§ **Records of where elements appear**:
▽
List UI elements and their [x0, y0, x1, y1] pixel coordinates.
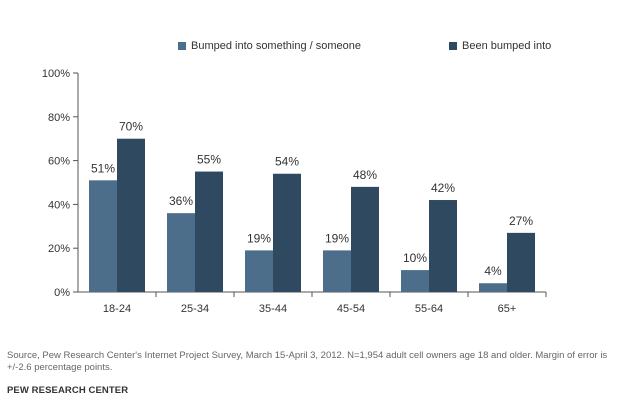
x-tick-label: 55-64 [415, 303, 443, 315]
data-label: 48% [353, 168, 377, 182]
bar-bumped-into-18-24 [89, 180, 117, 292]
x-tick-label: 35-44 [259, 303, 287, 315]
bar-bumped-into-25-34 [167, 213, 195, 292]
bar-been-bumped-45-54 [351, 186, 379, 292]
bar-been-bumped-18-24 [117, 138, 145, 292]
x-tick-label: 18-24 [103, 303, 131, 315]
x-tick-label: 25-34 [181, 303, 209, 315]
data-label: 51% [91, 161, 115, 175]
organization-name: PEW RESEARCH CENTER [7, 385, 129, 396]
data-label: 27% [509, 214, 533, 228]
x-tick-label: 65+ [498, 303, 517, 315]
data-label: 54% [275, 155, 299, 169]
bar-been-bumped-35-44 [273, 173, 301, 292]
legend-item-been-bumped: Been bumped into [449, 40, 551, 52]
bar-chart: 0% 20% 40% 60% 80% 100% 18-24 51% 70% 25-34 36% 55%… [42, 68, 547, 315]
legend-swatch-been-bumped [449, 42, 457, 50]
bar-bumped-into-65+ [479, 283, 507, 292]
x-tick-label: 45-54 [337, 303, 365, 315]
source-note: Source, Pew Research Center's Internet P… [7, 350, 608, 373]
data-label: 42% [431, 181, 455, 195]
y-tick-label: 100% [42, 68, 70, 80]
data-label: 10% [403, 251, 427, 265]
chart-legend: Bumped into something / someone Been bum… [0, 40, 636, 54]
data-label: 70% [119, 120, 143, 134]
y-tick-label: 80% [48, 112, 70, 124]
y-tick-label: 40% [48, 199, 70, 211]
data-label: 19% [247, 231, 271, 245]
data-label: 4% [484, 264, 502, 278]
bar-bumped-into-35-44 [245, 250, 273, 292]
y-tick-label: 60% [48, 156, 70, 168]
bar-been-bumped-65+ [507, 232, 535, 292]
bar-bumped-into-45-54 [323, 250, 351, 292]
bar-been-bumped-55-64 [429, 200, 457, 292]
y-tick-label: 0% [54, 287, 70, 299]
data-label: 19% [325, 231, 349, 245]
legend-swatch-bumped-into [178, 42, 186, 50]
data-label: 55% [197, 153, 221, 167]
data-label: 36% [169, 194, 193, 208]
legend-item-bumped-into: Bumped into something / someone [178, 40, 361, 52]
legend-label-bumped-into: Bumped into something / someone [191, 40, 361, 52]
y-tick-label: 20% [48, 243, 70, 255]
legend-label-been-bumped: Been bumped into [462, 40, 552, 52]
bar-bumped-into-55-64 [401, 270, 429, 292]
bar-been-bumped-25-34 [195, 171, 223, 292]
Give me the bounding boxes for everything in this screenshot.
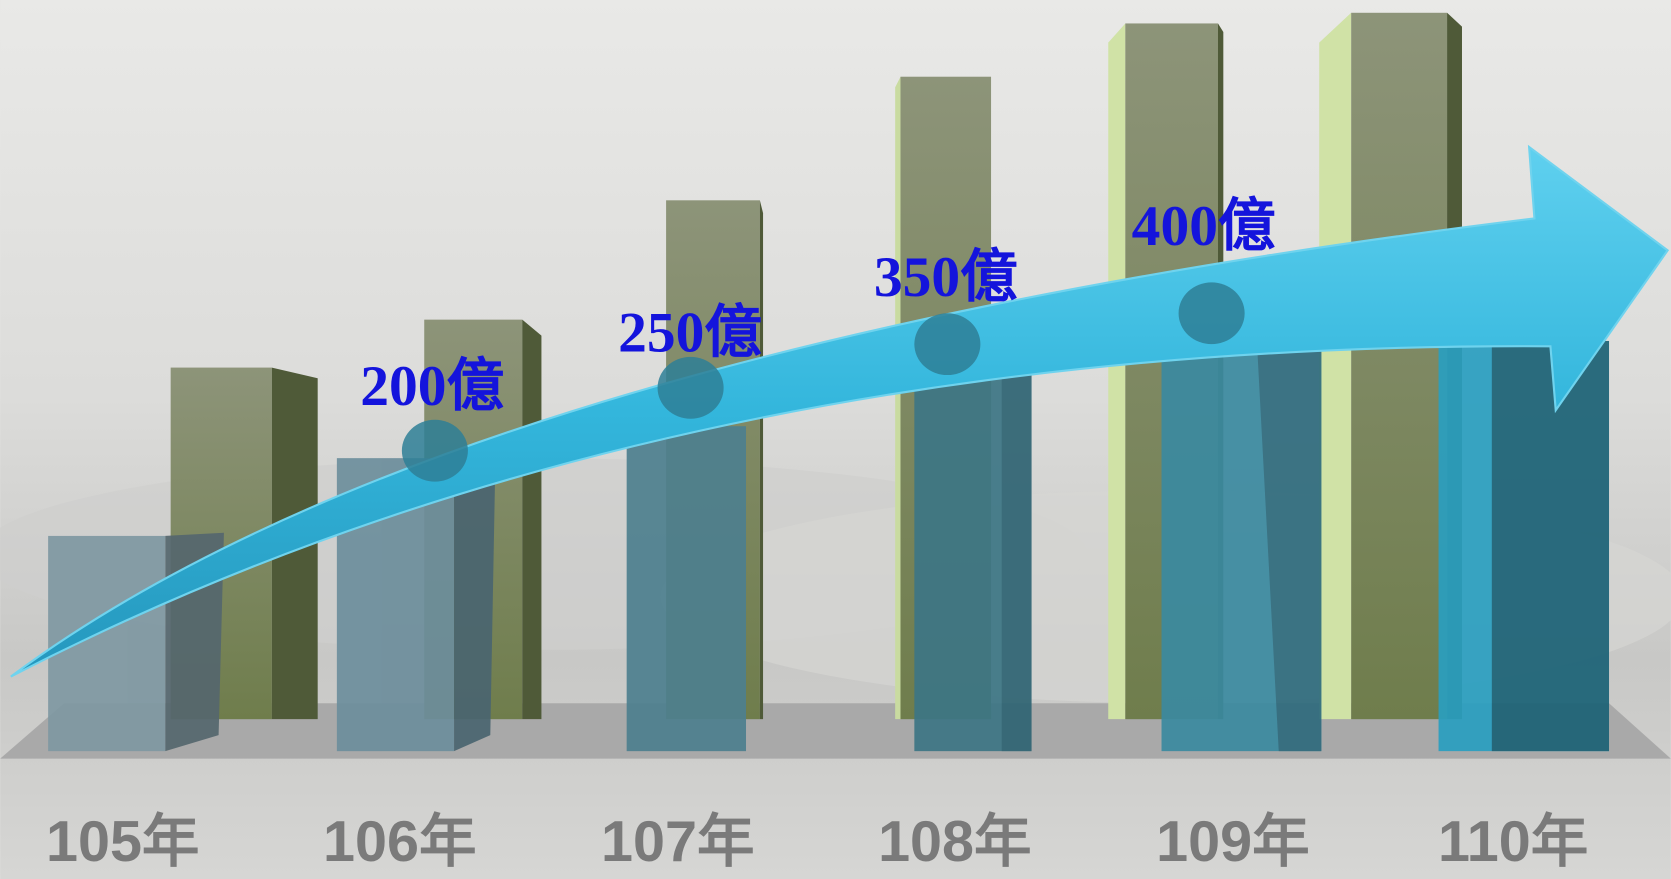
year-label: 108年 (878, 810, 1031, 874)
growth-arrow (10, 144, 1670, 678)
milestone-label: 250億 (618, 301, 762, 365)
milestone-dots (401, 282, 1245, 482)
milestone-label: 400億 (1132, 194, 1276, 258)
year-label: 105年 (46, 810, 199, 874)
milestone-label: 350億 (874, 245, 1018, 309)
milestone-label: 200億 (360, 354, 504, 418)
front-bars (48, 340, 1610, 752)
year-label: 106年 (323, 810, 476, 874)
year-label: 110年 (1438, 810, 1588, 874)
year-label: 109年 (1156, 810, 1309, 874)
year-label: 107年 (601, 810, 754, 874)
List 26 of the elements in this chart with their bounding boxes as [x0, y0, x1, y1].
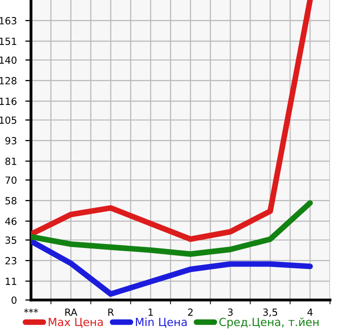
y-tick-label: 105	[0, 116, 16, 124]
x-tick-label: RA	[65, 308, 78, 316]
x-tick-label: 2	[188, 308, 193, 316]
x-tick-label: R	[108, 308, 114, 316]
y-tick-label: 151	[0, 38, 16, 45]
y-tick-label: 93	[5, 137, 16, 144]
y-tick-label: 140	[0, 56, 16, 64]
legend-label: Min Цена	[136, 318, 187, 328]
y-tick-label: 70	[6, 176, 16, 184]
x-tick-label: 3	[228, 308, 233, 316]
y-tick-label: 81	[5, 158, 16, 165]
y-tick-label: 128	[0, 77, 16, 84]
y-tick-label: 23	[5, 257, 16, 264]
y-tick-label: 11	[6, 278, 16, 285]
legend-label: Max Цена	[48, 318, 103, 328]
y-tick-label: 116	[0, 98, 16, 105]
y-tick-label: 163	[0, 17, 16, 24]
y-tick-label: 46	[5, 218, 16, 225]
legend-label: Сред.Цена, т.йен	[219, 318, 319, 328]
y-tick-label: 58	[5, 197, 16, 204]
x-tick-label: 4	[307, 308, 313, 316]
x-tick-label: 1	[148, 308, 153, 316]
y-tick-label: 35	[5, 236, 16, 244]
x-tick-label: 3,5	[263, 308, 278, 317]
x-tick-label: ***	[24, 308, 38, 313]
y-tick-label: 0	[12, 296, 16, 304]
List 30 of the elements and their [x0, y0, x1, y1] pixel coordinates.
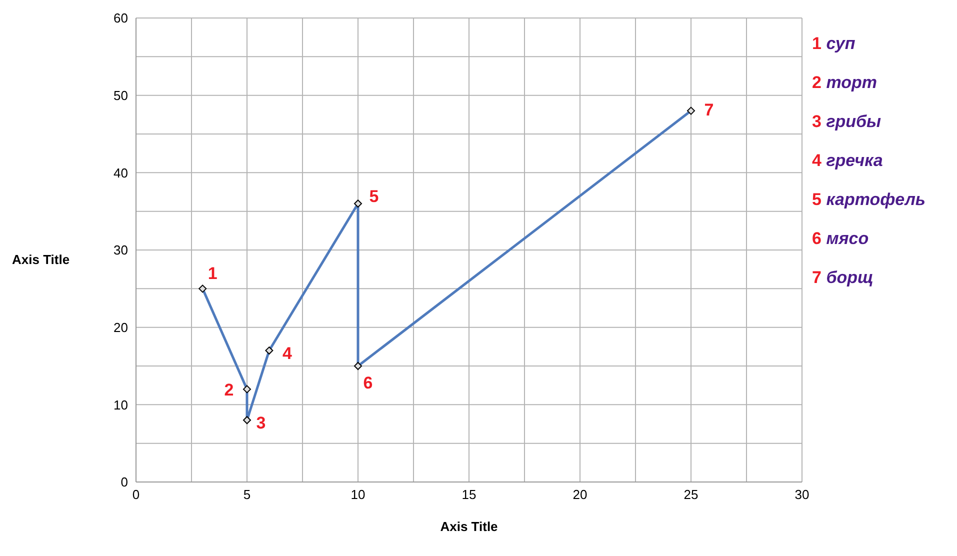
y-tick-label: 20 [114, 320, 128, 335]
△
§ **Set task**: Reproduce every line of the data above word for word, omitting the pictures.

§ **Reply to the exercise**:
List UI elements and their [x0, y0, x1, y1] pixel coordinates.
x-tick-label: 55-64 [415, 303, 443, 315]
data-label: 48% [353, 168, 377, 182]
bar-bumped-into-18-24 [89, 180, 117, 292]
x-tick-label: 35-44 [259, 303, 287, 315]
bar-bumped-into-25-34 [167, 213, 195, 292]
bar-been-bumped-45-54 [351, 186, 379, 292]
bar-been-bumped-18-24 [117, 138, 145, 292]
x-tick-label: 18-24 [103, 303, 131, 315]
x-tick-label: 25-34 [181, 303, 209, 315]
data-label: 51% [91, 161, 115, 175]
organization-name: PEW RESEARCH CENTER [7, 385, 129, 396]
data-label: 27% [509, 214, 533, 228]
x-tick-label: 65+ [498, 303, 517, 315]
data-label: 54% [275, 155, 299, 169]
bar-been-bumped-35-44 [273, 173, 301, 292]
legend-item-been-bumped: Been bumped into [449, 40, 551, 52]
bar-chart: 0% 20% 40% 60% 80% 100% 18-24 51% 70% 25-34 36% 55%… [42, 68, 547, 315]
legend-swatch-been-bumped [449, 42, 457, 50]
bar-bumped-into-65+ [479, 283, 507, 292]
x-tick-label: 45-54 [337, 303, 365, 315]
source-note: Source, Pew Research Center's Internet P… [7, 350, 608, 373]
data-label: 42% [431, 181, 455, 195]
y-tick-label: 100% [42, 68, 70, 80]
data-label: 10% [403, 251, 427, 265]
chart-legend: Bumped into something / someone Been bum… [0, 40, 636, 54]
data-label: 70% [119, 120, 143, 134]
y-tick-label: 80% [48, 112, 70, 124]
y-tick-label: 40% [48, 199, 70, 211]
data-label: 19% [247, 231, 271, 245]
data-label: 4% [484, 264, 502, 278]
bar-bumped-into-35-44 [245, 250, 273, 292]
y-tick-label: 60% [48, 156, 70, 168]
bar-been-bumped-65+ [507, 232, 535, 292]
bar-bumped-into-45-54 [323, 250, 351, 292]
bar-been-bumped-55-64 [429, 200, 457, 292]
y-tick-label: 0% [54, 287, 70, 299]
data-label: 19% [325, 231, 349, 245]
legend-swatch-bumped-into [178, 42, 186, 50]
data-label: 55% [197, 153, 221, 167]
data-label: 36% [169, 194, 193, 208]
legend-item-bumped-into: Bumped into something / someone [178, 40, 361, 52]
legend-label-bumped-into: Bumped into something / someone [191, 40, 361, 52]
y-tick-label: 20% [48, 243, 70, 255]
legend-label-been-bumped: Been bumped into [462, 40, 552, 52]
bar-bumped-into-55-64 [401, 270, 429, 292]
bar-been-bumped-25-34 [195, 171, 223, 292]
Give me the bounding boxes for everything in this screenshot.
year-label: 108年 (878, 810, 1031, 874)
growth-arrow (10, 144, 1670, 678)
milestone-label: 250億 (618, 301, 762, 365)
milestone-dots (401, 282, 1245, 482)
milestone-label: 400億 (1132, 194, 1276, 258)
year-label: 105年 (46, 810, 199, 874)
milestone-label: 350億 (874, 245, 1018, 309)
milestone-label: 200億 (360, 354, 504, 418)
front-bars (48, 340, 1610, 752)
year-label: 106年 (323, 810, 476, 874)
year-label: 110年 (1438, 810, 1588, 874)
year-label: 109年 (1156, 810, 1309, 874)
year-label: 107年 (601, 810, 754, 874)
List 26 of the elements in this chart with their bounding boxes as [x0, y0, x1, y1].
y-tick-label: 105	[0, 116, 16, 124]
x-tick-label: RA	[65, 308, 78, 316]
x-tick-label: 2	[188, 308, 193, 316]
x-tick-label: R	[108, 308, 114, 316]
y-tick-label: 151	[0, 38, 16, 45]
y-tick-label: 93	[5, 137, 16, 144]
y-tick-label: 140	[0, 56, 16, 64]
legend-label: Min Цена	[136, 318, 187, 328]
y-tick-label: 70	[6, 176, 16, 184]
x-tick-label: 3	[228, 308, 233, 316]
y-tick-label: 81	[5, 158, 16, 165]
y-tick-label: 128	[0, 77, 16, 84]
y-tick-label: 23	[5, 257, 16, 264]
y-tick-label: 11	[6, 278, 16, 285]
legend-label: Max Цена	[48, 318, 103, 328]
y-tick-label: 116	[0, 98, 16, 105]
y-tick-label: 163	[0, 17, 16, 24]
y-tick-label: 46	[5, 218, 16, 225]
legend-label: Сред.Цена, т.йен	[219, 318, 319, 328]
y-tick-label: 58	[5, 197, 16, 204]
x-tick-label: 4	[307, 308, 313, 316]
x-tick-label: 1	[148, 308, 153, 316]
y-tick-label: 35	[5, 236, 16, 244]
x-tick-label: 3,5	[263, 308, 278, 317]
x-tick-label: ***	[24, 308, 38, 313]
y-tick-label: 0	[12, 296, 16, 304]
List 30 of the elements and their [x0, y0, x1, y1] pixel coordinates.
y-tick-label: 20 [114, 320, 128, 335]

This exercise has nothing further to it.